[Saved data entries]
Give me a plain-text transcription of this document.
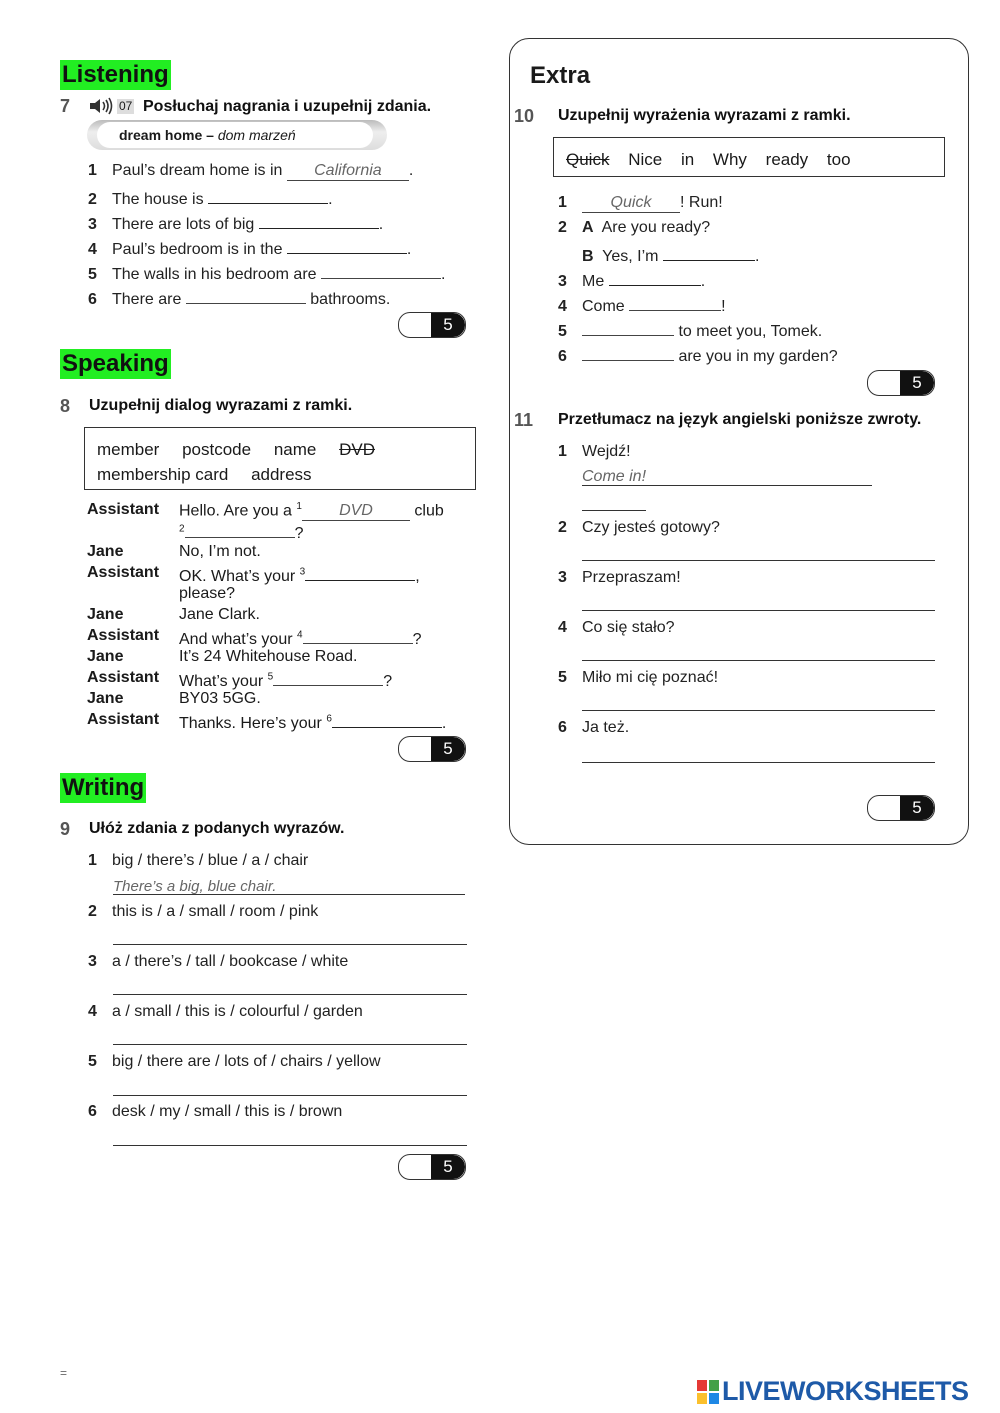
Listening
7	07 Posłuchaj nagrania i uzupełnij zdania.
dream home – dom marzeń
1 Paul’s dream home is in California .
2 The house is	.
3 There are lots of big	.
4 Paul’s bedroom is in the	.
5 The walls in his bedroom are	.
6 There are	bathrooms.
5
Speaking
8 Uzupełnij dialog wyrazami z ramki.
member postcode name DVD
membership card address
Assistant Hello. Are you a $^1$ DVD	club
$^2$	?
Jane	No, I’m not.
Assistant OK. What’s your $^3$	,
please?
Jane	Jane Clark.
Assistant And what’s your $^4$	?
Jane	It’s 24 Whitehouse Road.
Assistant What’s your $^5$	?
Jane	BY03 5GG.
Assistant Thanks. Here’s your $^6$	.
5
Writing
9 Ułóż zdania z podanych wyrazów.
1 big / there’s / blue / a / chair
There’s a big, blue chair.
2 this is / a / small / room / pink
3 a / there’s / tall / bookcase / white
4 a / small / this is / colourful / garden
5 big / there are / lots of / chairs / yellow
6 desk / my / small / this is / brown
5
Extra
10 Uzupełnij wyrażenia wyrazami z ramki.
Quick Nice in Why ready too
1	Quick ! Run!
2 A Are you ready?
B Yes, I’m	.
3 Me	.
4 Come	!
5	to meet you, Tomek.
6	are you in my garden?
5
11 Przetłumacz na język angielski poniższe zwroty.
1 Wejdź!
Come in!
2 Czy jesteś gotowy?
3 Przepraszam!
4 Co się stało?
5 Miło mi cię poznać!
6 Ja też.
5
=
LIVEWORKSHEETS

### Aim
Tell how many lines in the material above include the word "ready", giving the number only.

### Exercise output
2